→ **OBJECTIVE**
Copy out all lines of the records in which the word "Shop" appears.

--

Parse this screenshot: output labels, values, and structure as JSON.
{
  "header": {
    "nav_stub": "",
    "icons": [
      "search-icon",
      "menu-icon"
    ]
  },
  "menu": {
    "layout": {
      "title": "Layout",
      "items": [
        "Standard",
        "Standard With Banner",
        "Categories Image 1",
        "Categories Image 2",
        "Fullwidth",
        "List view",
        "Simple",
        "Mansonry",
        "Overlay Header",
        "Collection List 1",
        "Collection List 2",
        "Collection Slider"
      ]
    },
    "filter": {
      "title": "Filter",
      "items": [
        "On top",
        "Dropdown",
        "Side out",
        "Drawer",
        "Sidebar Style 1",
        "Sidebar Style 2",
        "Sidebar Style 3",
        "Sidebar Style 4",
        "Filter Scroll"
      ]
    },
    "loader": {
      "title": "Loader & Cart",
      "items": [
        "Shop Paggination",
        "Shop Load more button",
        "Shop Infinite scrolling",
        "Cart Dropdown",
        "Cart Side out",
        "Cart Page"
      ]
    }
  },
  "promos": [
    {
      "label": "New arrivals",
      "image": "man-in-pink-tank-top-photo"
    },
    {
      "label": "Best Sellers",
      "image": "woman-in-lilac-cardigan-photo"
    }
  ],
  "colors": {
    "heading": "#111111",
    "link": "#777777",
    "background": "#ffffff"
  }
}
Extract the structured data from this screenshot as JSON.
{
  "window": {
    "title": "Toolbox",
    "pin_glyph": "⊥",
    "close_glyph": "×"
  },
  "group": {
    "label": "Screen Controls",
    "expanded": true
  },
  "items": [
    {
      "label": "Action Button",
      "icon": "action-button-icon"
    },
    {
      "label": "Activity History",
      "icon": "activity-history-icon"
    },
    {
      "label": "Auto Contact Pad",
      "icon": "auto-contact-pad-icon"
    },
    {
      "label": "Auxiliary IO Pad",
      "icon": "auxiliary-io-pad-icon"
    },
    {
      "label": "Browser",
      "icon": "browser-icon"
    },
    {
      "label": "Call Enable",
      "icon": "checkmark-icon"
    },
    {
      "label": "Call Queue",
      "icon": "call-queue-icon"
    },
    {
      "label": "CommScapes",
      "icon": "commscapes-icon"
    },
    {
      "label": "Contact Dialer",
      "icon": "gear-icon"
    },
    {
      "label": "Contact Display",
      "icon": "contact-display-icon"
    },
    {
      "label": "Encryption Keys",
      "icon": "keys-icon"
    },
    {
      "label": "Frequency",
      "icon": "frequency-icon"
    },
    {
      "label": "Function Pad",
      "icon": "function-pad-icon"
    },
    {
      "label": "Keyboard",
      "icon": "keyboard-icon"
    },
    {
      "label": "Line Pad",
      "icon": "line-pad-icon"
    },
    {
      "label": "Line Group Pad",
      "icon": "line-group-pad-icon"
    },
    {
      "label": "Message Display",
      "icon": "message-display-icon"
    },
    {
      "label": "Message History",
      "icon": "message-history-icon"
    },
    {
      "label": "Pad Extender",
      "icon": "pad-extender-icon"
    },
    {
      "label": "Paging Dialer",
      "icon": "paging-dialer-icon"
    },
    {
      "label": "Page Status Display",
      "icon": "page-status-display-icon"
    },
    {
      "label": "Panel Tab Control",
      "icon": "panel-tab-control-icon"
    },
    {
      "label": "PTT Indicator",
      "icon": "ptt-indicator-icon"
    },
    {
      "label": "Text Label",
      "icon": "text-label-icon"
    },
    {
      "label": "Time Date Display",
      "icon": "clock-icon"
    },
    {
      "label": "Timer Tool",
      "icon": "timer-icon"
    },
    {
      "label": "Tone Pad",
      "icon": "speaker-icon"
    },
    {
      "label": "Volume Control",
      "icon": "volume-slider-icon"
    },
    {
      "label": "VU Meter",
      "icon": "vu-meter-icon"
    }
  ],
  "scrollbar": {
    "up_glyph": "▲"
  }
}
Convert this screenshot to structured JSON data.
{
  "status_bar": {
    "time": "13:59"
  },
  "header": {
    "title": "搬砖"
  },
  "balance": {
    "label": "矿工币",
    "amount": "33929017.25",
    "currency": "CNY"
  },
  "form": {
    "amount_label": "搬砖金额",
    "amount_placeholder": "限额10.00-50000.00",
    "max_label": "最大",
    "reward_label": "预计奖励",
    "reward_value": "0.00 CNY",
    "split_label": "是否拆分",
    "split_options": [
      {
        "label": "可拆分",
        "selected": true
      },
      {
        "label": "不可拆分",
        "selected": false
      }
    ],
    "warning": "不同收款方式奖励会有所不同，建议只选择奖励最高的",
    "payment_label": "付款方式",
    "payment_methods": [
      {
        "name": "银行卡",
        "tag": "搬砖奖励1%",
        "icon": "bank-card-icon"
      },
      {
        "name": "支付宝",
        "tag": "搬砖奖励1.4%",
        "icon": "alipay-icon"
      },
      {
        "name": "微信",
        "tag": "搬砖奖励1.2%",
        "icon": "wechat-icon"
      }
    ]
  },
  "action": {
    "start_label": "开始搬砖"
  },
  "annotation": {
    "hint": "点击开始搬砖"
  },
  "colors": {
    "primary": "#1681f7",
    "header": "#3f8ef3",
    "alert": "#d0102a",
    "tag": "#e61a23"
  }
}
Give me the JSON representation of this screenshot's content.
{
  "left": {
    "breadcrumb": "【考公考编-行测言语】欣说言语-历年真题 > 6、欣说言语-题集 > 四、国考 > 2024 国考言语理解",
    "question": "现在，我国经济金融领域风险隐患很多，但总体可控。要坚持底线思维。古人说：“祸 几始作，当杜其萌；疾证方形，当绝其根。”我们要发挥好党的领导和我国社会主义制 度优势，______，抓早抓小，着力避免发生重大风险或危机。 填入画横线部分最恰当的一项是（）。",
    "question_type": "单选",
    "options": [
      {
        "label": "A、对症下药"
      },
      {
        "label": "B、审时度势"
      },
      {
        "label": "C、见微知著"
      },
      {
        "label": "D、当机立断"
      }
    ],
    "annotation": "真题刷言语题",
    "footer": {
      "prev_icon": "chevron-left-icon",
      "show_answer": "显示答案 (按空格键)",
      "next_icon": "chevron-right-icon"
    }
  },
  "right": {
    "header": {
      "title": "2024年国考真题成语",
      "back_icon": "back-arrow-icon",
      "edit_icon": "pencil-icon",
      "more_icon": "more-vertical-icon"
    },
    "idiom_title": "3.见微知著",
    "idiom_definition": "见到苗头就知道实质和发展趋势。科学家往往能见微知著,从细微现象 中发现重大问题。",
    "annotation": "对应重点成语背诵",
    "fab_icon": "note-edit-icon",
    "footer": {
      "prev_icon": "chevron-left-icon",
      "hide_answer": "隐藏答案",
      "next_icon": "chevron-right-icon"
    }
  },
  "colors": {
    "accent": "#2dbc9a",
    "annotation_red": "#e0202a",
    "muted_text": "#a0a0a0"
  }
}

--

→ **THE RESPONSE**
        "Shop Paggination",
        "Shop Load more button",
        "Shop Infinite scrolling",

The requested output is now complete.